(SHORT EXERCISE) Are you able to retype all the records below exactly?

++++++++++++++++++++

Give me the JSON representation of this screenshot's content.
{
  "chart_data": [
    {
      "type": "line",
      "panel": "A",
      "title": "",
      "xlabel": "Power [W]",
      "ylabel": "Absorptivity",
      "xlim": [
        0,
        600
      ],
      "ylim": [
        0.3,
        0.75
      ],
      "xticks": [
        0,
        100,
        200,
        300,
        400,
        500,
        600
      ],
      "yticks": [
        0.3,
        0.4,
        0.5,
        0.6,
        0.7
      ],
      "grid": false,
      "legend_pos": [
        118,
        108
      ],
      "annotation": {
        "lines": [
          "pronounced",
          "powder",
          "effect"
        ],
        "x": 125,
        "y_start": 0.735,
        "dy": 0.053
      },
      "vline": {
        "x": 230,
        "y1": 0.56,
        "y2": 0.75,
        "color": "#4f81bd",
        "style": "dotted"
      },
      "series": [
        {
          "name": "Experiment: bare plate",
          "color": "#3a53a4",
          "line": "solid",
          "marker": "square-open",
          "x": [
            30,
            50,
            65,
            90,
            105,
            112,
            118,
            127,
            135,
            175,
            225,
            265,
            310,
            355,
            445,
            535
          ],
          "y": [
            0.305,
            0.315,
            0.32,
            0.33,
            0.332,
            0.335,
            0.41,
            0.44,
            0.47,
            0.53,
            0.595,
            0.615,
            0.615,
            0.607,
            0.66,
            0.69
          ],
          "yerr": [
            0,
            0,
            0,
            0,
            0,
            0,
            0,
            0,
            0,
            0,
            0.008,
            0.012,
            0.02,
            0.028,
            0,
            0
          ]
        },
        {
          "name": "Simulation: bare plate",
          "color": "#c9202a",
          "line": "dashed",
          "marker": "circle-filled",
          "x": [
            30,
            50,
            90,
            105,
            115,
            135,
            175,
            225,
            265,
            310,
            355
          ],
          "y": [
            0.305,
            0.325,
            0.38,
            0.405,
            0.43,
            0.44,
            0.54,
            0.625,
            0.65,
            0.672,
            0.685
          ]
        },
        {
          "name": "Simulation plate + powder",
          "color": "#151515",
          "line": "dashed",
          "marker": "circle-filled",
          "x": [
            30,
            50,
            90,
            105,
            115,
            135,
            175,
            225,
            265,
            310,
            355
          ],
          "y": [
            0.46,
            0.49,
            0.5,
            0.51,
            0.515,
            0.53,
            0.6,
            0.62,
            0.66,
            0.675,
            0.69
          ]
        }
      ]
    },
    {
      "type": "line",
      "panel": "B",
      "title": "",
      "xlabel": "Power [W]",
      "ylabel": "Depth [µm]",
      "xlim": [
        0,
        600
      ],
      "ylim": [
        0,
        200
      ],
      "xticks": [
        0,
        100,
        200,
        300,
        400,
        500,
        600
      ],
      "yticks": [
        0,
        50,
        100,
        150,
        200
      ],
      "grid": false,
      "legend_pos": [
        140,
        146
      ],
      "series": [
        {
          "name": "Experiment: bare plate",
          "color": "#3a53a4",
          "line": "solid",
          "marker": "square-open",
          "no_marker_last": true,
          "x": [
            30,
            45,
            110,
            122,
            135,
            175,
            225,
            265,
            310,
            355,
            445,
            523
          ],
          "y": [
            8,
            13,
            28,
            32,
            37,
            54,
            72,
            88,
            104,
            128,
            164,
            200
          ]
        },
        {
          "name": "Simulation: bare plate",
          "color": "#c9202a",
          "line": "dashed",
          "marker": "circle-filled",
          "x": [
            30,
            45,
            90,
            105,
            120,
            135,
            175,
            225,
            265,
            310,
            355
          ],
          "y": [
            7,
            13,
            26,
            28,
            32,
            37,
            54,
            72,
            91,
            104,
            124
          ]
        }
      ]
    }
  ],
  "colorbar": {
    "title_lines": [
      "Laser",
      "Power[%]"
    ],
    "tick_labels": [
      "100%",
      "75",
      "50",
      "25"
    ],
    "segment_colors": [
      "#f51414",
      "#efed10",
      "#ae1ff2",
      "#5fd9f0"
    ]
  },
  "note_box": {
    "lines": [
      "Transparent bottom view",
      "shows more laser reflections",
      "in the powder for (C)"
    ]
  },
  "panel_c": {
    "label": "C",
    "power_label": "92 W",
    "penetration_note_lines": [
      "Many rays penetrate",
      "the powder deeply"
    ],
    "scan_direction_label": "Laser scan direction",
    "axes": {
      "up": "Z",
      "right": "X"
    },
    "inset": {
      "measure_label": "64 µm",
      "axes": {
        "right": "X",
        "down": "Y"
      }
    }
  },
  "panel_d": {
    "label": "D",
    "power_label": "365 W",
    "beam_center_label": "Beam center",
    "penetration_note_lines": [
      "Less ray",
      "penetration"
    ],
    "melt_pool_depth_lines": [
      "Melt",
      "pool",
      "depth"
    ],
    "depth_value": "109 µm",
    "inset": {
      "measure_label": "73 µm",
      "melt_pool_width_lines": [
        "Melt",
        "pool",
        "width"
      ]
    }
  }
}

++++++++++++++++++++

(EXERCISE OUTPUT)
Give me the JSON representation of this screenshot's content.
{
  "chart_data": [
    {
      "type": "line",
      "panel": "A",
      "title": "",
      "xlabel": "Power [W]",
      "ylabel": "Absorptivity",
      "xlim": [
        0,
        600
      ],
      "ylim": [
        0.3,
        0.75
      ],
      "xticks": [
        0,
        100,
        200,
        300,
        400,
        500,
        600
      ],
      "yticks": [
        0.3,
        0.4,
        0.5,
        0.6,
        0.7
      ],
      "grid": false,
      "legend_pos": [
        118,
        108
      ],
      "annotation": {
        "lines": [
          "pronounced",
          "powder",
          "effect"
        ],
        "x": 125,
        "y_start": 0.735,
        "dy": 0.053
      },
      "vline": {
        "x": 230,
        "y1": 0.56,
        "y2": 0.75,
        "color": "#4f81bd",
        "style": "dotted"
      },
      "series": [
        {
          "name": "Experiment: bare plate",
          "color": "#3a53a4",
          "line": "solid",
          "marker": "square-open",
          "x": [
            30,
            50,
            65,
            90,
            105,
            112,
            118,
            127,
            135,
            175,
            225,
            265,
            310,
            355,
            445,
            535
          ],
          "y": [
            0.305,
            0.315,
            0.32,
            0.33,
            0.332,
            0.335,
            0.41,
            0.44,
            0.47,
            0.53,
            0.595,
            0.615,
            0.615,
            0.607,
            0.66,
            0.69
          ],
          "yerr": [
            0,
            0,
            0,
            0,
            0,
            0,
            0,
            0,
            0,
            0,
            0.008,
            0.012,
            0.02,
            0.028,
            0,
            0
          ]
        },
        {
          "name": "Simulation: bare plate",
          "color": "#c9202a",
          "line": "dashed",
          "marker": "circle-filled",
          "x": [
            30,
            50,
            90,
            105,
            115,
            135,
            175,
            225,
            265,
            310,
            355
          ],
          "y": [
            0.305,
            0.325,
            0.38,
            0.405,
            0.43,
            0.44,
            0.54,
            0.625,
            0.65,
            0.672,
            0.685
          ]
        },
        {
          "name": "Simulation plate + powder",
          "color": "#151515",
          "line": "dashed",
          "marker": "circle-filled",
          "x": [
            30,
            50,
            90,
            105,
            115,
            135,
            175,
            225,
            265,
            310,
            355
          ],
          "y": [
            0.46,
            0.49,
            0.5,
            0.51,
            0.515,
            0.53,
            0.6,
            0.62,
            0.66,
            0.675,
            0.69
          ]
        }
      ]
    },
    {
      "type": "line",
      "panel": "B",
      "title": "",
      "xlabel": "Power [W]",
      "ylabel": "Depth [µm]",
      "xlim": [
        0,
        600
      ],
      "ylim": [
        0,
        200
      ],
      "xticks": [
        0,
        100,
        200,
        300,
        400,
        500,
        600
      ],
      "yticks": [
        0,
        50,
        100,
        150,
        200
      ],
      "grid": false,
      "legend_pos": [
        140,
        146
      ],
      "series": [
        {
          "name": "Experiment: bare plate",
          "color": "#3a53a4",
          "line": "solid",
          "marker": "square-open",
          "no_marker_last": true,
          "x": [
            30,
            45,
            110,
            122,
            135,
            175,
            225,
            265,
            310,
            355,
            445,
            523
          ],
          "y": [
            8,
            13,
            28,
            32,
            37,
            54,
            72,
            88,
            104,
            128,
            164,
            200
          ]
        },
        {
          "name": "Simulation: bare plate",
          "color": "#c9202a",
          "line": "dashed",
          "marker": "circle-filled",
          "x": [
            30,
            45,
            90,
            105,
            120,
            135,
            175,
            225,
            265,
            310,
            355
          ],
          "y": [
            7,
            13,
            26,
            28,
            32,
            37,
            54,
            72,
            91,
            104,
            124
          ]
        }
      ]
    }
  ],
  "colorbar": {
    "title_lines": [
      "Laser",
      "Power[%]"
    ],
    "tick_labels": [
      "100%",
      "75",
      "50",
      "25"
    ],
    "segment_colors": [
      "#f51414",
      "#efed10",
      "#ae1ff2",
      "#5fd9f0"
    ]
  },
  "note_box": {
    "lines": [
      "Transparent bottom view",
      "shows more laser reflections",
      "in the powder for (C)"
    ]
  },
  "panel_c": {
    "label": "C",
    "power_label": "92 W",
    "penetration_note_lines": [
      "Many rays penetrate",
      "the powder deeply"
    ],
    "scan_direction_label": "Laser scan direction",
    "axes": {
      "up": "Z",
      "right": "X"
    },
    "inset": {
      "measure_label": "64 µm",
      "axes": {
        "right": "X",
        "down": "Y"
      }
    }
  },
  "panel_d": {
    "label": "D",
    "power_label": "365 W",
    "beam_center_label": "Beam center",
    "penetration_note_lines": [
      "Less ray",
      "penetration"
    ],
    "melt_pool_depth_lines": [
      "Melt",
      "pool",
      "depth"
    ],
    "depth_value": "109 µm",
    "inset": {
      "measure_label": "73 µm",
      "melt_pool_width_lines": [
        "Melt",
        "pool",
        "width"
      ]
    }
  }
}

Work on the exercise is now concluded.